Stored data entries:
--- BEGIN ---
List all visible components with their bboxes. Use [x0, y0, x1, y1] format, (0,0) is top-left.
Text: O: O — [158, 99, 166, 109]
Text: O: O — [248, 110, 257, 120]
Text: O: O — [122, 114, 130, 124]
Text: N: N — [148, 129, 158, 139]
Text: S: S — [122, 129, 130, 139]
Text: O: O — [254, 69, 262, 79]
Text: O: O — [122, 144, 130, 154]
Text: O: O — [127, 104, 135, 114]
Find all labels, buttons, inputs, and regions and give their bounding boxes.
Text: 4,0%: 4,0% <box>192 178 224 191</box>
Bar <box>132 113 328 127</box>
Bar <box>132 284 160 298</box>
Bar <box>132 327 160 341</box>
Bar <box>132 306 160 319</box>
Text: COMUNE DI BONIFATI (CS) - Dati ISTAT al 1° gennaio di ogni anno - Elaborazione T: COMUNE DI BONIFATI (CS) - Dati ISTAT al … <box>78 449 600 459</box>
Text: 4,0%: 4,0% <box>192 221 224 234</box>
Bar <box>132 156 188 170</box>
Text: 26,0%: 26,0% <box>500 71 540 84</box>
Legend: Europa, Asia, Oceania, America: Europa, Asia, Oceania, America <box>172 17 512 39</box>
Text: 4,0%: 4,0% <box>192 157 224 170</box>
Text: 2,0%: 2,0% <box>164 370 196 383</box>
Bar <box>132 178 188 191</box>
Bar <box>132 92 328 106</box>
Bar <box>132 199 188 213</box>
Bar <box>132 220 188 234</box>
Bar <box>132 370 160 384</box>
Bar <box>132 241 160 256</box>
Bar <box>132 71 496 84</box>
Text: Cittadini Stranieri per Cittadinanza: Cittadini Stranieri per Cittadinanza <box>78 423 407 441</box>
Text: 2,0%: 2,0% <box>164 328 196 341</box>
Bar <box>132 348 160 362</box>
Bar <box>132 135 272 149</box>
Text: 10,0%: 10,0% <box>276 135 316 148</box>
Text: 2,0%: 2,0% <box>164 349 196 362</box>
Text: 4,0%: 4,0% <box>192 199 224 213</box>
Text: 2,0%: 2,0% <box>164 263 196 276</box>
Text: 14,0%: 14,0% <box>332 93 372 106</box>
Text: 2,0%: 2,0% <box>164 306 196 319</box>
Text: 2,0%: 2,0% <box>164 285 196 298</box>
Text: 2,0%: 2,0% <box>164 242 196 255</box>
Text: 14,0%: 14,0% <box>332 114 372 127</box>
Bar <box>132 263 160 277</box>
--- END ---
> **PROBLEM DETAILS**
Reproduce the material above word for word, keeping every line and its order unchanged.

> **RESPONSE**
List all visible components with their bboxes. Use [x0, y0, x1, y1] format, (0,0) is top-left.
Text: O: O — [158, 99, 166, 109]
Text: O: O — [248, 110, 257, 120]
Text: O: O — [122, 114, 130, 124]
Text: N: N — [148, 129, 158, 139]
Text: S: S — [122, 129, 130, 139]
Text: O: O — [254, 69, 262, 79]
Text: O: O — [122, 144, 130, 154]
Text: O: O — [127, 104, 135, 114]
Find all labels, buttons, inputs, and regions and give their bounding boxes.
Text: 4,0%: 4,0% <box>192 178 224 191</box>
Bar <box>132 113 328 127</box>
Bar <box>132 284 160 298</box>
Bar <box>132 327 160 341</box>
Bar <box>132 306 160 319</box>
Text: COMUNE DI BONIFATI (CS) - Dati ISTAT al 1° gennaio di ogni anno - Elaborazione T: COMUNE DI BONIFATI (CS) - Dati ISTAT al … <box>78 449 600 459</box>
Text: 4,0%: 4,0% <box>192 221 224 234</box>
Bar <box>132 156 188 170</box>
Text: 26,0%: 26,0% <box>500 71 540 84</box>
Legend: Europa, Asia, Oceania, America: Europa, Asia, Oceania, America <box>172 17 512 39</box>
Text: 4,0%: 4,0% <box>192 157 224 170</box>
Text: 2,0%: 2,0% <box>164 370 196 383</box>
Bar <box>132 178 188 191</box>
Bar <box>132 92 328 106</box>
Bar <box>132 199 188 213</box>
Bar <box>132 220 188 234</box>
Bar <box>132 370 160 384</box>
Bar <box>132 241 160 256</box>
Bar <box>132 71 496 84</box>
Text: Cittadini Stranieri per Cittadinanza: Cittadini Stranieri per Cittadinanza <box>78 423 407 441</box>
Text: 2,0%: 2,0% <box>164 328 196 341</box>
Bar <box>132 348 160 362</box>
Bar <box>132 135 272 149</box>
Text: 10,0%: 10,0% <box>276 135 316 148</box>
Text: 2,0%: 2,0% <box>164 349 196 362</box>
Text: 4,0%: 4,0% <box>192 199 224 213</box>
Text: 2,0%: 2,0% <box>164 263 196 276</box>
Text: 14,0%: 14,0% <box>332 93 372 106</box>
Text: 2,0%: 2,0% <box>164 306 196 319</box>
Text: 2,0%: 2,0% <box>164 285 196 298</box>
Text: 2,0%: 2,0% <box>164 242 196 255</box>
Text: 14,0%: 14,0% <box>332 114 372 127</box>
Bar <box>132 263 160 277</box>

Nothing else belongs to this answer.